§ **Task details**
Without the pictures, reproduce the records that follow exactly.

_ _ _ _ _

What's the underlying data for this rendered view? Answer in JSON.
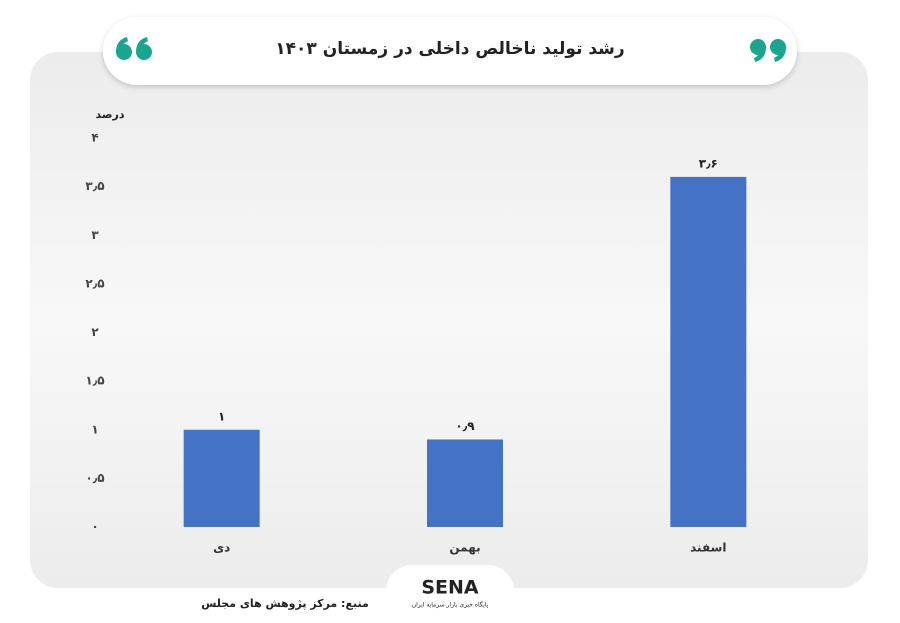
{
  "chart_data": {
    "type": "bar",
    "title": "رشد تولید ناخالص داخلی در زمستان ۱۴۰۳",
    "ylabel": "درصد",
    "categories": [
      "دی",
      "بهمن",
      "اسفند"
    ],
    "values": [
      1,
      0.9,
      3.6
    ],
    "value_labels": [
      "۱",
      "۰٫۹",
      "۳٫۶"
    ],
    "color": "#4472c4",
    "ylim": [
      0,
      4
    ],
    "yticks": [
      {
        "value": 0,
        "label": "۰"
      },
      {
        "value": 0.5,
        "label": "۰٫۵"
      },
      {
        "value": 1,
        "label": "۱"
      },
      {
        "value": 1.5,
        "label": "۱٫۵"
      },
      {
        "value": 2,
        "label": "۲"
      },
      {
        "value": 2.5,
        "label": "۲٫۵"
      },
      {
        "value": 3,
        "label": "۳"
      },
      {
        "value": 3.5,
        "label": "۳٫۵"
      },
      {
        "value": 4,
        "label": "۴"
      }
    ],
    "grid": false
  },
  "source": "منبع: مرکز پژوهش های مجلس",
  "logo": {
    "text": "SENA",
    "tagline": "پایگاه خبری بازار سرمایه ایران"
  }
}
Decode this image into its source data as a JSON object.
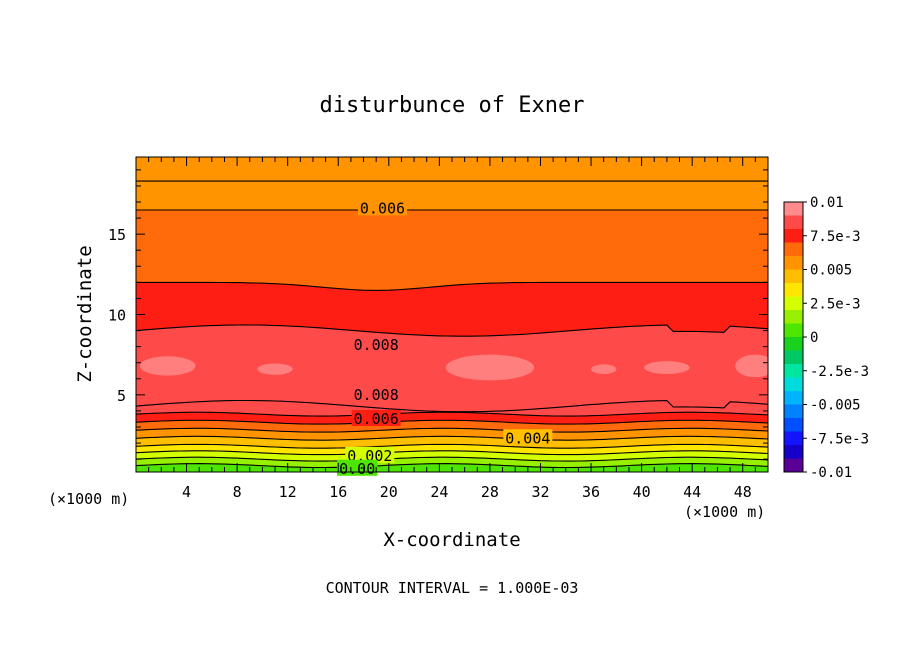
{
  "chart_data": {
    "type": "heatmap",
    "subtype": "filled-contour",
    "title": "disturbunce of Exner",
    "xlabel": "X-coordinate",
    "ylabel": "Z-coordinate",
    "x_unit_left": "(×1000 m)",
    "x_unit_right": "(×1000 m)",
    "footer": "CONTOUR INTERVAL = 1.000E-03",
    "xlim": [
      0,
      50
    ],
    "ylim": [
      0.2,
      19.8
    ],
    "xticks": [
      4,
      8,
      12,
      16,
      20,
      24,
      28,
      32,
      36,
      40,
      44,
      48
    ],
    "yticks": [
      5,
      10,
      15
    ],
    "contour_interval": 0.001,
    "colorbar": {
      "range": [
        -0.01,
        0.01
      ],
      "tick_labels": [
        "0.01",
        "7.5e-3",
        "0.005",
        "2.5e-3",
        "0",
        "-2.5e-3",
        "-0.005",
        "-7.5e-3",
        "-0.01"
      ],
      "colors": [
        "#ff8c8c",
        "#ff4a4a",
        "#ff1e14",
        "#ff6a0a",
        "#ff9400",
        "#ffbe00",
        "#ffe600",
        "#d4ff00",
        "#96f000",
        "#4ee600",
        "#18d21e",
        "#00c864",
        "#00e6a0",
        "#00dcdc",
        "#00b4ff",
        "#0082ff",
        "#0050ff",
        "#1414ff",
        "#1400c8",
        "#5a0096"
      ]
    },
    "value_bands": [
      {
        "z_top": 0.6,
        "value": 0.0003
      },
      {
        "z_top": 1.0,
        "value": 0.0012
      },
      {
        "z_top": 1.4,
        "value": 0.0022
      },
      {
        "z_top": 1.8,
        "value": 0.0032
      },
      {
        "z_top": 2.3,
        "value": 0.0042
      },
      {
        "z_top": 2.8,
        "value": 0.0052
      },
      {
        "z_top": 3.3,
        "value": 0.0062
      },
      {
        "z_top": 3.8,
        "value": 0.0072
      },
      {
        "z_top": 4.3,
        "value": 0.0082
      },
      {
        "z_top": 9.0,
        "value": 0.0087
      },
      {
        "z_top": 12.0,
        "value": 0.0078
      },
      {
        "z_top": 16.5,
        "value": 0.0068
      },
      {
        "z_top": 18.3,
        "value": 0.0058
      },
      {
        "z_top": 19.8,
        "value": 0.0052
      }
    ],
    "contour_labels": [
      "0.006",
      "0.008",
      "0.008",
      "0.006",
      "0.004",
      "0.002",
      "0.00"
    ]
  }
}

_ _ _ _ _

§ **Task output**
What's the underlying data for this rendered view? Answer in JSON.
{
  "chart_data": {
    "type": "bar",
    "title": "رشد تولید ناخالص داخلی در زمستان ۱۴۰۳",
    "ylabel": "درصد",
    "categories": [
      "دی",
      "بهمن",
      "اسفند"
    ],
    "values": [
      1,
      0.9,
      3.6
    ],
    "value_labels": [
      "۱",
      "۰٫۹",
      "۳٫۶"
    ],
    "color": "#4472c4",
    "ylim": [
      0,
      4
    ],
    "yticks": [
      {
        "value": 0,
        "label": "۰"
      },
      {
        "value": 0.5,
        "label": "۰٫۵"
      },
      {
        "value": 1,
        "label": "۱"
      },
      {
        "value": 1.5,
        "label": "۱٫۵"
      },
      {
        "value": 2,
        "label": "۲"
      },
      {
        "value": 2.5,
        "label": "۲٫۵"
      },
      {
        "value": 3,
        "label": "۳"
      },
      {
        "value": 3.5,
        "label": "۳٫۵"
      },
      {
        "value": 4,
        "label": "۴"
      }
    ],
    "grid": false
  },
  "source": "منبع: مرکز پژوهش های مجلس",
  "logo": {
    "text": "SENA",
    "tagline": "پایگاه خبری بازار سرمایه ایران"
  }
}
Decode this image into its source data as a JSON object.
{
  "chart_data": {
    "type": "heatmap",
    "subtype": "filled-contour",
    "title": "disturbunce of Exner",
    "xlabel": "X-coordinate",
    "ylabel": "Z-coordinate",
    "x_unit_left": "(×1000 m)",
    "x_unit_right": "(×1000 m)",
    "footer": "CONTOUR INTERVAL = 1.000E-03",
    "xlim": [
      0,
      50
    ],
    "ylim": [
      0.2,
      19.8
    ],
    "xticks": [
      4,
      8,
      12,
      16,
      20,
      24,
      28,
      32,
      36,
      40,
      44,
      48
    ],
    "yticks": [
      5,
      10,
      15
    ],
    "contour_interval": 0.001,
    "colorbar": {
      "range": [
        -0.01,
        0.01
      ],
      "tick_labels": [
        "0.01",
        "7.5e-3",
        "0.005",
        "2.5e-3",
        "0",
        "-2.5e-3",
        "-0.005",
        "-7.5e-3",
        "-0.01"
      ],
      "colors": [
        "#ff8c8c",
        "#ff4a4a",
        "#ff1e14",
        "#ff6a0a",
        "#ff9400",
        "#ffbe00",
        "#ffe600",
        "#d4ff00",
        "#96f000",
        "#4ee600",
        "#18d21e",
        "#00c864",
        "#00e6a0",
        "#00dcdc",
        "#00b4ff",
        "#0082ff",
        "#0050ff",
        "#1414ff",
        "#1400c8",
        "#5a0096"
      ]
    },
    "value_bands": [
      {
        "z_top": 0.6,
        "value": 0.0003
      },
      {
        "z_top": 1.0,
        "value": 0.0012
      },
      {
        "z_top": 1.4,
        "value": 0.0022
      },
      {
        "z_top": 1.8,
        "value": 0.0032
      },
      {
        "z_top": 2.3,
        "value": 0.0042
      },
      {
        "z_top": 2.8,
        "value": 0.0052
      },
      {
        "z_top": 3.3,
        "value": 0.0062
      },
      {
        "z_top": 3.8,
        "value": 0.0072
      },
      {
        "z_top": 4.3,
        "value": 0.0082
      },
      {
        "z_top": 9.0,
        "value": 0.0087
      },
      {
        "z_top": 12.0,
        "value": 0.0078
      },
      {
        "z_top": 16.5,
        "value": 0.0068
      },
      {
        "z_top": 18.3,
        "value": 0.0058
      },
      {
        "z_top": 19.8,
        "value": 0.0052
      }
    ],
    "contour_labels": [
      "0.006",
      "0.008",
      "0.008",
      "0.006",
      "0.004",
      "0.002",
      "0.00"
    ]
  }
}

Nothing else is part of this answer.